** begin **

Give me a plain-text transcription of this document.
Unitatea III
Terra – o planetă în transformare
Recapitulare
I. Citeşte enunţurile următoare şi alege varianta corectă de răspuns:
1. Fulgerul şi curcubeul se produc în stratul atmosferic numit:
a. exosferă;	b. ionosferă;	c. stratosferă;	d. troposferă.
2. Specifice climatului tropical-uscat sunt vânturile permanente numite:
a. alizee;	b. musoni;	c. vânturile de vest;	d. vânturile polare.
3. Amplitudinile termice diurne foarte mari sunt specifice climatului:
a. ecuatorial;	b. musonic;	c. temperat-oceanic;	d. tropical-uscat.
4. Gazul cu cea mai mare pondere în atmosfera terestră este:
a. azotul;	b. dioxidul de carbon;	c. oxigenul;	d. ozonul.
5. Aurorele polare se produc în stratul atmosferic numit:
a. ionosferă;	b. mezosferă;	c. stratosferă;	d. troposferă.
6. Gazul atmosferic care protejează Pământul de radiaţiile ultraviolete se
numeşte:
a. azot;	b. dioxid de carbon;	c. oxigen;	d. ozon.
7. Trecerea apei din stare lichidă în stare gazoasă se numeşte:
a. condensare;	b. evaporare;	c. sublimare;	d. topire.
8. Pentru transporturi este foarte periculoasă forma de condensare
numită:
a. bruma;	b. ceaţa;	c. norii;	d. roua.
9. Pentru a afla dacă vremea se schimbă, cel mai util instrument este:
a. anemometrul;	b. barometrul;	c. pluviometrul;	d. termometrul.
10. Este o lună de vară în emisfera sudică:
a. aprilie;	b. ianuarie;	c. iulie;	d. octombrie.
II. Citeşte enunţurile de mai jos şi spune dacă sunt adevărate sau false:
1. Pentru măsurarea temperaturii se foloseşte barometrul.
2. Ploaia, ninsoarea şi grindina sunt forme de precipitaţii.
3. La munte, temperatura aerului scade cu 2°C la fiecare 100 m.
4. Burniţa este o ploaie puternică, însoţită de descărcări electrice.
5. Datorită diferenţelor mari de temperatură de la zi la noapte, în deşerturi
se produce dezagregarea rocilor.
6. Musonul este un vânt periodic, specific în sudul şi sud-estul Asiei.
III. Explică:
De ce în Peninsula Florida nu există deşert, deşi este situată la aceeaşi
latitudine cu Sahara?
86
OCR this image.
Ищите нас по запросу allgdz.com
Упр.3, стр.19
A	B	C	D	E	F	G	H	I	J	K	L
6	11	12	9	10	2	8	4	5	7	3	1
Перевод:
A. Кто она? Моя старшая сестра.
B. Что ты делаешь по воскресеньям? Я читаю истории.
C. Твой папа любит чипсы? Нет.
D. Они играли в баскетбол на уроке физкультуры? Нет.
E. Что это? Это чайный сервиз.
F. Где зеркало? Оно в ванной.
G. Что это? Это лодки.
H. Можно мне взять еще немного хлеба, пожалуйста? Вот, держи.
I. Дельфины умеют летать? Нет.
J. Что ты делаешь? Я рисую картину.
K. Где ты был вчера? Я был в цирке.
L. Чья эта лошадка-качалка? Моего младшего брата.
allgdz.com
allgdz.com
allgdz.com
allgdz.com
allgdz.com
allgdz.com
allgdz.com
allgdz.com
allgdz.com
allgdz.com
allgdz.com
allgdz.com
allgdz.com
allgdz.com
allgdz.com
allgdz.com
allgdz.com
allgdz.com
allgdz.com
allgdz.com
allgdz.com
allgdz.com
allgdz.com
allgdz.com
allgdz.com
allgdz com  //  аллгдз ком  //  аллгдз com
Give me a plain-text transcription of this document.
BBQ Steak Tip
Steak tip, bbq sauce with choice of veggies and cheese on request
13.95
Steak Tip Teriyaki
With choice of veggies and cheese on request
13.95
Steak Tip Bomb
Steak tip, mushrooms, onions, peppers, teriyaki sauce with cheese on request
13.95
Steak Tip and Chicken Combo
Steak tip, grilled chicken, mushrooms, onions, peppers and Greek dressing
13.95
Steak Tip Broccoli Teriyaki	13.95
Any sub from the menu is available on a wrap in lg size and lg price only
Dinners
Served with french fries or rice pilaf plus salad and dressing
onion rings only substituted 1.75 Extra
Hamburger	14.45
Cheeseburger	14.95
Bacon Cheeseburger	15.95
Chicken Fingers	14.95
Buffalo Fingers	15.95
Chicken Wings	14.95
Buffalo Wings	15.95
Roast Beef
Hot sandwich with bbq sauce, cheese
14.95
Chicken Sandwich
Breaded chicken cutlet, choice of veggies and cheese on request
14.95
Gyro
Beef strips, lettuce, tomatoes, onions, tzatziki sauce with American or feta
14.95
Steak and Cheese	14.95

** end **

WHAT TO PRODUCE » Using the listing above, pull out all lines that hold the word "uscat".

WRITTEN SOLUTION »
2. Specifice climatului tropical-uscat sunt vânturile permanente numite:
a. ecuatorial;	b. musonic;	c. temperat-oceanic;	d. tropical-uscat.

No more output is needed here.